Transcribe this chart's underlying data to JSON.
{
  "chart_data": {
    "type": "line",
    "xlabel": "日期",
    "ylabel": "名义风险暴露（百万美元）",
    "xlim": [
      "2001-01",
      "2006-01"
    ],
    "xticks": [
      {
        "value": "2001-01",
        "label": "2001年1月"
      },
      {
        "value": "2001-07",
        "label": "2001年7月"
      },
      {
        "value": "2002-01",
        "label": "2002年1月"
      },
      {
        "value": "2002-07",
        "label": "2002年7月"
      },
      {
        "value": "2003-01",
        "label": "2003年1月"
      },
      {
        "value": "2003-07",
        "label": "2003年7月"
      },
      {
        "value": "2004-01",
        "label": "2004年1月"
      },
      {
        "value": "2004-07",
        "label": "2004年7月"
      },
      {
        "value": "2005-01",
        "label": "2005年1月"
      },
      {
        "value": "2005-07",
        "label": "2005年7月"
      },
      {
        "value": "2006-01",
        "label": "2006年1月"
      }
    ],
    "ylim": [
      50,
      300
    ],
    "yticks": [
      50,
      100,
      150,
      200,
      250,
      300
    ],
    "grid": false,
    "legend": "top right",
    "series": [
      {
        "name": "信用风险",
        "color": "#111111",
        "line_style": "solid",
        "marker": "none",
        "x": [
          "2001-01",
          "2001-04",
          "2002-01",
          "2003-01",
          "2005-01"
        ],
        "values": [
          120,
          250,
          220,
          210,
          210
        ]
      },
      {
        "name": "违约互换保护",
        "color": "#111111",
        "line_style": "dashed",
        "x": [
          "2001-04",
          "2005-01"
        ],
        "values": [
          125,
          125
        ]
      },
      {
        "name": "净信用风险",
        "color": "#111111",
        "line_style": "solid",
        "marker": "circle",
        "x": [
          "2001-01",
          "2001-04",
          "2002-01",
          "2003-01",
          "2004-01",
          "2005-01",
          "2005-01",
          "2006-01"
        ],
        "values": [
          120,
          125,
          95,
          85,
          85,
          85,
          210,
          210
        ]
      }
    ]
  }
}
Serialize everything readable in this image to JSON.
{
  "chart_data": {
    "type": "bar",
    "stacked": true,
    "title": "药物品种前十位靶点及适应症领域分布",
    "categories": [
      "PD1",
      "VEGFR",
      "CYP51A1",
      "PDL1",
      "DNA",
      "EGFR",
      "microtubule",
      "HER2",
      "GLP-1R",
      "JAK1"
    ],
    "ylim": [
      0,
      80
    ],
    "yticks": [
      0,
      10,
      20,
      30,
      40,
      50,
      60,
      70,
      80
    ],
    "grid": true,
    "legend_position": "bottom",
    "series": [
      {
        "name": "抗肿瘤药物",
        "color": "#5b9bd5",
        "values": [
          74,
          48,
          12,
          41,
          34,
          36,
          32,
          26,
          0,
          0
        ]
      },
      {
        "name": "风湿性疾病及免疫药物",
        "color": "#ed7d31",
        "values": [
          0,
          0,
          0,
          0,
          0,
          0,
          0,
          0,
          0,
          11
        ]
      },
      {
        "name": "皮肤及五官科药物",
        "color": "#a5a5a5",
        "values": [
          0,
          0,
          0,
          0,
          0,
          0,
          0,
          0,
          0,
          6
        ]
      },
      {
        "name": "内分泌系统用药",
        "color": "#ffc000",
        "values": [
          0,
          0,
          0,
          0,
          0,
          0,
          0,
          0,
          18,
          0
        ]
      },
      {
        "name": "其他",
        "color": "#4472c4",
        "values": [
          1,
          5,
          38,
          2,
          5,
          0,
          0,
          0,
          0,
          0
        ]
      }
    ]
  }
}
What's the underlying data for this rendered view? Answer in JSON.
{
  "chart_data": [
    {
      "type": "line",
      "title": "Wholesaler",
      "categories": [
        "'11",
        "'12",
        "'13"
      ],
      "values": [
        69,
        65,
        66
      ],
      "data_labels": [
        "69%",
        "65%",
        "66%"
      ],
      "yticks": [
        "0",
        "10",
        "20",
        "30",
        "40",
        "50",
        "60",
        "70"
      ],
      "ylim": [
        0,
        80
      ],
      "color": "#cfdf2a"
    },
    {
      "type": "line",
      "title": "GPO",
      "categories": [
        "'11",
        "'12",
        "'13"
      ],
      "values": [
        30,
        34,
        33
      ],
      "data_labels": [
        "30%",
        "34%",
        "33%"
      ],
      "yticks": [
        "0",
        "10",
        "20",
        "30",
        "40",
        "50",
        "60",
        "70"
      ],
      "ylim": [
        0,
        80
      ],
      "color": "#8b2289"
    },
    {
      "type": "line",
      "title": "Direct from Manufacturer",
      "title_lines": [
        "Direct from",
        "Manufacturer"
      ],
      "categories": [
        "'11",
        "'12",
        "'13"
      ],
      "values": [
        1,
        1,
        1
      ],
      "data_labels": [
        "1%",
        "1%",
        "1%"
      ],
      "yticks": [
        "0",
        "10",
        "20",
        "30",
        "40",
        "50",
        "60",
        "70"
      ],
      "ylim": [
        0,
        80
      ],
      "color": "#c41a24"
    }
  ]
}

══════════

→ **Stated problem**: Reproduce the full listing above, character for character.

→ **Final result**:
Transcribe this chart's underlying data to JSON.
{
  "chart_data": {
    "type": "line",
    "xlabel": "日期",
    "ylabel": "名义风险暴露（百万美元）",
    "xlim": [
      "2001-01",
      "2006-01"
    ],
    "xticks": [
      {
        "value": "2001-01",
        "label": "2001年1月"
      },
      {
        "value": "2001-07",
        "label": "2001年7月"
      },
      {
        "value": "2002-01",
        "label": "2002年1月"
      },
      {
        "value": "2002-07",
        "label": "2002年7月"
      },
      {
        "value": "2003-01",
        "label": "2003年1月"
      },
      {
        "value": "2003-07",
        "label": "2003年7月"
      },
      {
        "value": "2004-01",
        "label": "2004年1月"
      },
      {
        "value": "2004-07",
        "label": "2004年7月"
      },
      {
        "value": "2005-01",
        "label": "2005年1月"
      },
      {
        "value": "2005-07",
        "label": "2005年7月"
      },
      {
        "value": "2006-01",
        "label": "2006年1月"
      }
    ],
    "ylim": [
      50,
      300
    ],
    "yticks": [
      50,
      100,
      150,
      200,
      250,
      300
    ],
    "grid": false,
    "legend": "top right",
    "series": [
      {
        "name": "信用风险",
        "color": "#111111",
        "line_style": "solid",
        "marker": "none",
        "x": [
          "2001-01",
          "2001-04",
          "2002-01",
          "2003-01",
          "2005-01"
        ],
        "values": [
          120,
          250,
          220,
          210,
          210
        ]
      },
      {
        "name": "违约互换保护",
        "color": "#111111",
        "line_style": "dashed",
        "x": [
          "2001-04",
          "2005-01"
        ],
        "values": [
          125,
          125
        ]
      },
      {
        "name": "净信用风险",
        "color": "#111111",
        "line_style": "solid",
        "marker": "circle",
        "x": [
          "2001-01",
          "2001-04",
          "2002-01",
          "2003-01",
          "2004-01",
          "2005-01",
          "2005-01",
          "2006-01"
        ],
        "values": [
          120,
          125,
          95,
          85,
          85,
          85,
          210,
          210
        ]
      }
    ]
  }
}
Serialize everything readable in this image to JSON.
{
  "chart_data": {
    "type": "bar",
    "stacked": true,
    "title": "药物品种前十位靶点及适应症领域分布",
    "categories": [
      "PD1",
      "VEGFR",
      "CYP51A1",
      "PDL1",
      "DNA",
      "EGFR",
      "microtubule",
      "HER2",
      "GLP-1R",
      "JAK1"
    ],
    "ylim": [
      0,
      80
    ],
    "yticks": [
      0,
      10,
      20,
      30,
      40,
      50,
      60,
      70,
      80
    ],
    "grid": true,
    "legend_position": "bottom",
    "series": [
      {
        "name": "抗肿瘤药物",
        "color": "#5b9bd5",
        "values": [
          74,
          48,
          12,
          41,
          34,
          36,
          32,
          26,
          0,
          0
        ]
      },
      {
        "name": "风湿性疾病及免疫药物",
        "color": "#ed7d31",
        "values": [
          0,
          0,
          0,
          0,
          0,
          0,
          0,
          0,
          0,
          11
        ]
      },
      {
        "name": "皮肤及五官科药物",
        "color": "#a5a5a5",
        "values": [
          0,
          0,
          0,
          0,
          0,
          0,
          0,
          0,
          0,
          6
        ]
      },
      {
        "name": "内分泌系统用药",
        "color": "#ffc000",
        "values": [
          0,
          0,
          0,
          0,
          0,
          0,
          0,
          0,
          18,
          0
        ]
      },
      {
        "name": "其他",
        "color": "#4472c4",
        "values": [
          1,
          5,
          38,
          2,
          5,
          0,
          0,
          0,
          0,
          0
        ]
      }
    ]
  }
}
What's the underlying data for this rendered view? Answer in JSON.
{
  "chart_data": [
    {
      "type": "line",
      "title": "Wholesaler",
      "categories": [
        "'11",
        "'12",
        "'13"
      ],
      "values": [
        69,
        65,
        66
      ],
      "data_labels": [
        "69%",
        "65%",
        "66%"
      ],
      "yticks": [
        "0",
        "10",
        "20",
        "30",
        "40",
        "50",
        "60",
        "70"
      ],
      "ylim": [
        0,
        80
      ],
      "color": "#cfdf2a"
    },
    {
      "type": "line",
      "title": "GPO",
      "categories": [
        "'11",
        "'12",
        "'13"
      ],
      "values": [
        30,
        34,
        33
      ],
      "data_labels": [
        "30%",
        "34%",
        "33%"
      ],
      "yticks": [
        "0",
        "10",
        "20",
        "30",
        "40",
        "50",
        "60",
        "70"
      ],
      "ylim": [
        0,
        80
      ],
      "color": "#8b2289"
    },
    {
      "type": "line",
      "title": "Direct from Manufacturer",
      "title_lines": [
        "Direct from",
        "Manufacturer"
      ],
      "categories": [
        "'11",
        "'12",
        "'13"
      ],
      "values": [
        1,
        1,
        1
      ],
      "data_labels": [
        "1%",
        "1%",
        "1%"
      ],
      "yticks": [
        "0",
        "10",
        "20",
        "30",
        "40",
        "50",
        "60",
        "70"
      ],
      "ylim": [
        0,
        80
      ],
      "color": "#c41a24"
    }
  ]
}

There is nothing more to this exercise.